| TASK TO COMPLETE |
Would you output the whole listing below, exactly as it reads?
==== EXTRACTED RECORDS
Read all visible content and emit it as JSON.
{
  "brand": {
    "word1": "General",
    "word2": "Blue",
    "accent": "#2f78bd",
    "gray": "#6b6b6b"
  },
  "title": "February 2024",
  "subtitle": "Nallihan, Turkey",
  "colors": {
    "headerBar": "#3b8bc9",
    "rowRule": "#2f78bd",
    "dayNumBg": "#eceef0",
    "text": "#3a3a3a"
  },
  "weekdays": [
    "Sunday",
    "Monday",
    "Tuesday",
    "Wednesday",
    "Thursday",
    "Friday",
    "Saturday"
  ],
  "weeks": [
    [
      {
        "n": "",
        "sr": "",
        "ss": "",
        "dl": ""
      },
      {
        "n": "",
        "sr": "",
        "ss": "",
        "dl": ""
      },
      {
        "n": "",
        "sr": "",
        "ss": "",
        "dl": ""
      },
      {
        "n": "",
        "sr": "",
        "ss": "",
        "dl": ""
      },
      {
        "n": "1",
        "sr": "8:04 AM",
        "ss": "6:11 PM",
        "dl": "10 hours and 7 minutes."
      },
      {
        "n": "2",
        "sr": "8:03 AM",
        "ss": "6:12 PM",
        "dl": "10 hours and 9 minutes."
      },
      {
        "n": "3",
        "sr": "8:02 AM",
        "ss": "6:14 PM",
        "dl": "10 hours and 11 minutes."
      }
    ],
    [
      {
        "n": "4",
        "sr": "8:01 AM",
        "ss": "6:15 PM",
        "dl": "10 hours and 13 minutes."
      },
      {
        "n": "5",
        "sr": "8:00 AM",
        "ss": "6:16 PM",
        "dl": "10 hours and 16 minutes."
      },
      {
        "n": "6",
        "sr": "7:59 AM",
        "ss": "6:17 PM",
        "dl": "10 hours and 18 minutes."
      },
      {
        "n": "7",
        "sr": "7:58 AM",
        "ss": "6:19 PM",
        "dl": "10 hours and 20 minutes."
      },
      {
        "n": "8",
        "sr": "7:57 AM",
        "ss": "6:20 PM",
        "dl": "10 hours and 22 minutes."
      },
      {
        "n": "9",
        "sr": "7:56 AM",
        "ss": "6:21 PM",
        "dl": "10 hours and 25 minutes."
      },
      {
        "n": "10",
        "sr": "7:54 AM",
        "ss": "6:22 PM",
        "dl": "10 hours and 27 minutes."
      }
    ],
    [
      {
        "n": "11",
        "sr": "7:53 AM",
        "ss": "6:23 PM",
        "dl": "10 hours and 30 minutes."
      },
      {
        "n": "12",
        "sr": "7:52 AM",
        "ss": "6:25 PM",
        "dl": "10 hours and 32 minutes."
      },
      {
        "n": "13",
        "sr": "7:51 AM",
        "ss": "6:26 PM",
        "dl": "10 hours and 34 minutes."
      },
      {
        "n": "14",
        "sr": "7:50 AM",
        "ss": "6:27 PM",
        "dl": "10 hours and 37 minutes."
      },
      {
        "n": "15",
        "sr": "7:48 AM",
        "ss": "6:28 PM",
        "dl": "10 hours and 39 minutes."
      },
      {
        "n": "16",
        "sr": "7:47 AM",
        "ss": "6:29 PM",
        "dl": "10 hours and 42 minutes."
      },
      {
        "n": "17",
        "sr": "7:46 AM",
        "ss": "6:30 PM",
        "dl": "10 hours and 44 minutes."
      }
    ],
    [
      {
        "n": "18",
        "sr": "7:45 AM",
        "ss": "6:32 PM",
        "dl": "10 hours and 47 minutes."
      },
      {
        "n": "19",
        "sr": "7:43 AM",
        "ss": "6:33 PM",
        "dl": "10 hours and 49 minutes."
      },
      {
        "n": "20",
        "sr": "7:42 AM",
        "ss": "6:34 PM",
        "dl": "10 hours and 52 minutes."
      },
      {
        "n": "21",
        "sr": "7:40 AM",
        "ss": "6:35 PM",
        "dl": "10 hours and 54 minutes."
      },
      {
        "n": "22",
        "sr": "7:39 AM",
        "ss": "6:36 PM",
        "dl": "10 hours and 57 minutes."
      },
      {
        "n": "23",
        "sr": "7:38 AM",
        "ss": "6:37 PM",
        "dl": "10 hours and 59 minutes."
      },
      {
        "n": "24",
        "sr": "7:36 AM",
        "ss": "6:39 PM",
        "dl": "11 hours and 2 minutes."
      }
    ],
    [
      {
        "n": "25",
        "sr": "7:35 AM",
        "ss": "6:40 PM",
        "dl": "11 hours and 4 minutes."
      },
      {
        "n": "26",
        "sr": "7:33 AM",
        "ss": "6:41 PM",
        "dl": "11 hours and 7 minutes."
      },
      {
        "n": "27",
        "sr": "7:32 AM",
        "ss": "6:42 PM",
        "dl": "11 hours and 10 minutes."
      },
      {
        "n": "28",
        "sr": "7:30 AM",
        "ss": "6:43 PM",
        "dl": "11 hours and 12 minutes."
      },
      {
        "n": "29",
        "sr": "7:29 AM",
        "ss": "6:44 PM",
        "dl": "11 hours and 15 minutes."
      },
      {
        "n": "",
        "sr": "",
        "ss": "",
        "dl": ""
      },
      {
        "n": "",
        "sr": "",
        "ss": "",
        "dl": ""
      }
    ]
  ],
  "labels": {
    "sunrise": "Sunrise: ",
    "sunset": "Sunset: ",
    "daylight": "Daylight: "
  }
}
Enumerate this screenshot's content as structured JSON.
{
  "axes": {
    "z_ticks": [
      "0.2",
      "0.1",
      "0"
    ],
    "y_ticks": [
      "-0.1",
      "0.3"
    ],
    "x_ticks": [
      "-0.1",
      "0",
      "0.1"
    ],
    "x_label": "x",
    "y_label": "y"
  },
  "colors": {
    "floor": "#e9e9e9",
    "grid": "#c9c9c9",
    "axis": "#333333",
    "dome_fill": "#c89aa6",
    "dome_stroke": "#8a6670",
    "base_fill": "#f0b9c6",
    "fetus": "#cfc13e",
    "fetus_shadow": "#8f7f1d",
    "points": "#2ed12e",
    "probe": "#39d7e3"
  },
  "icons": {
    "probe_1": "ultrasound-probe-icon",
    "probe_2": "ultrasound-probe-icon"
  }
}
========
| COMPLETED TASK |
Read all visible content and emit it as JSON.
{
  "brand": {
    "word1": "General",
    "word2": "Blue",
    "accent": "#2f78bd",
    "gray": "#6b6b6b"
  },
  "title": "February 2024",
  "subtitle": "Nallihan, Turkey",
  "colors": {
    "headerBar": "#3b8bc9",
    "rowRule": "#2f78bd",
    "dayNumBg": "#eceef0",
    "text": "#3a3a3a"
  },
  "weekdays": [
    "Sunday",
    "Monday",
    "Tuesday",
    "Wednesday",
    "Thursday",
    "Friday",
    "Saturday"
  ],
  "weeks": [
    [
      {
        "n": "",
        "sr": "",
        "ss": "",
        "dl": ""
      },
      {
        "n": "",
        "sr": "",
        "ss": "",
        "dl": ""
      },
      {
        "n": "",
        "sr": "",
        "ss": "",
        "dl": ""
      },
      {
        "n": "",
        "sr": "",
        "ss": "",
        "dl": ""
      },
      {
        "n": "1",
        "sr": "8:04 AM",
        "ss": "6:11 PM",
        "dl": "10 hours and 7 minutes."
      },
      {
        "n": "2",
        "sr": "8:03 AM",
        "ss": "6:12 PM",
        "dl": "10 hours and 9 minutes."
      },
      {
        "n": "3",
        "sr": "8:02 AM",
        "ss": "6:14 PM",
        "dl": "10 hours and 11 minutes."
      }
    ],
    [
      {
        "n": "4",
        "sr": "8:01 AM",
        "ss": "6:15 PM",
        "dl": "10 hours and 13 minutes."
      },
      {
        "n": "5",
        "sr": "8:00 AM",
        "ss": "6:16 PM",
        "dl": "10 hours and 16 minutes."
      },
      {
        "n": "6",
        "sr": "7:59 AM",
        "ss": "6:17 PM",
        "dl": "10 hours and 18 minutes."
      },
      {
        "n": "7",
        "sr": "7:58 AM",
        "ss": "6:19 PM",
        "dl": "10 hours and 20 minutes."
      },
      {
        "n": "8",
        "sr": "7:57 AM",
        "ss": "6:20 PM",
        "dl": "10 hours and 22 minutes."
      },
      {
        "n": "9",
        "sr": "7:56 AM",
        "ss": "6:21 PM",
        "dl": "10 hours and 25 minutes."
      },
      {
        "n": "10",
        "sr": "7:54 AM",
        "ss": "6:22 PM",
        "dl": "10 hours and 27 minutes."
      }
    ],
    [
      {
        "n": "11",
        "sr": "7:53 AM",
        "ss": "6:23 PM",
        "dl": "10 hours and 30 minutes."
      },
      {
        "n": "12",
        "sr": "7:52 AM",
        "ss": "6:25 PM",
        "dl": "10 hours and 32 minutes."
      },
      {
        "n": "13",
        "sr": "7:51 AM",
        "ss": "6:26 PM",
        "dl": "10 hours and 34 minutes."
      },
      {
        "n": "14",
        "sr": "7:50 AM",
        "ss": "6:27 PM",
        "dl": "10 hours and 37 minutes."
      },
      {
        "n": "15",
        "sr": "7:48 AM",
        "ss": "6:28 PM",
        "dl": "10 hours and 39 minutes."
      },
      {
        "n": "16",
        "sr": "7:47 AM",
        "ss": "6:29 PM",
        "dl": "10 hours and 42 minutes."
      },
      {
        "n": "17",
        "sr": "7:46 AM",
        "ss": "6:30 PM",
        "dl": "10 hours and 44 minutes."
      }
    ],
    [
      {
        "n": "18",
        "sr": "7:45 AM",
        "ss": "6:32 PM",
        "dl": "10 hours and 47 minutes."
      },
      {
        "n": "19",
        "sr": "7:43 AM",
        "ss": "6:33 PM",
        "dl": "10 hours and 49 minutes."
      },
      {
        "n": "20",
        "sr": "7:42 AM",
        "ss": "6:34 PM",
        "dl": "10 hours and 52 minutes."
      },
      {
        "n": "21",
        "sr": "7:40 AM",
        "ss": "6:35 PM",
        "dl": "10 hours and 54 minutes."
      },
      {
        "n": "22",
        "sr": "7:39 AM",
        "ss": "6:36 PM",
        "dl": "10 hours and 57 minutes."
      },
      {
        "n": "23",
        "sr": "7:38 AM",
        "ss": "6:37 PM",
        "dl": "10 hours and 59 minutes."
      },
      {
        "n": "24",
        "sr": "7:36 AM",
        "ss": "6:39 PM",
        "dl": "11 hours and 2 minutes."
      }
    ],
    [
      {
        "n": "25",
        "sr": "7:35 AM",
        "ss": "6:40 PM",
        "dl": "11 hours and 4 minutes."
      },
      {
        "n": "26",
        "sr": "7:33 AM",
        "ss": "6:41 PM",
        "dl": "11 hours and 7 minutes."
      },
      {
        "n": "27",
        "sr": "7:32 AM",
        "ss": "6:42 PM",
        "dl": "11 hours and 10 minutes."
      },
      {
        "n": "28",
        "sr": "7:30 AM",
        "ss": "6:43 PM",
        "dl": "11 hours and 12 minutes."
      },
      {
        "n": "29",
        "sr": "7:29 AM",
        "ss": "6:44 PM",
        "dl": "11 hours and 15 minutes."
      },
      {
        "n": "",
        "sr": "",
        "ss": "",
        "dl": ""
      },
      {
        "n": "",
        "sr": "",
        "ss": "",
        "dl": ""
      }
    ]
  ],
  "labels": {
    "sunrise": "Sunrise: ",
    "sunset": "Sunset: ",
    "daylight": "Daylight: "
  }
}
Enumerate this screenshot's content as structured JSON.
{
  "axes": {
    "z_ticks": [
      "0.2",
      "0.1",
      "0"
    ],
    "y_ticks": [
      "-0.1",
      "0.3"
    ],
    "x_ticks": [
      "-0.1",
      "0",
      "0.1"
    ],
    "x_label": "x",
    "y_label": "y"
  },
  "colors": {
    "floor": "#e9e9e9",
    "grid": "#c9c9c9",
    "axis": "#333333",
    "dome_fill": "#c89aa6",
    "dome_stroke": "#8a6670",
    "base_fill": "#f0b9c6",
    "fetus": "#cfc13e",
    "fetus_shadow": "#8f7f1d",
    "points": "#2ed12e",
    "probe": "#39d7e3"
  },
  "icons": {
    "probe_1": "ultrasound-probe-icon",
    "probe_2": "ultrasound-probe-icon"
  }
}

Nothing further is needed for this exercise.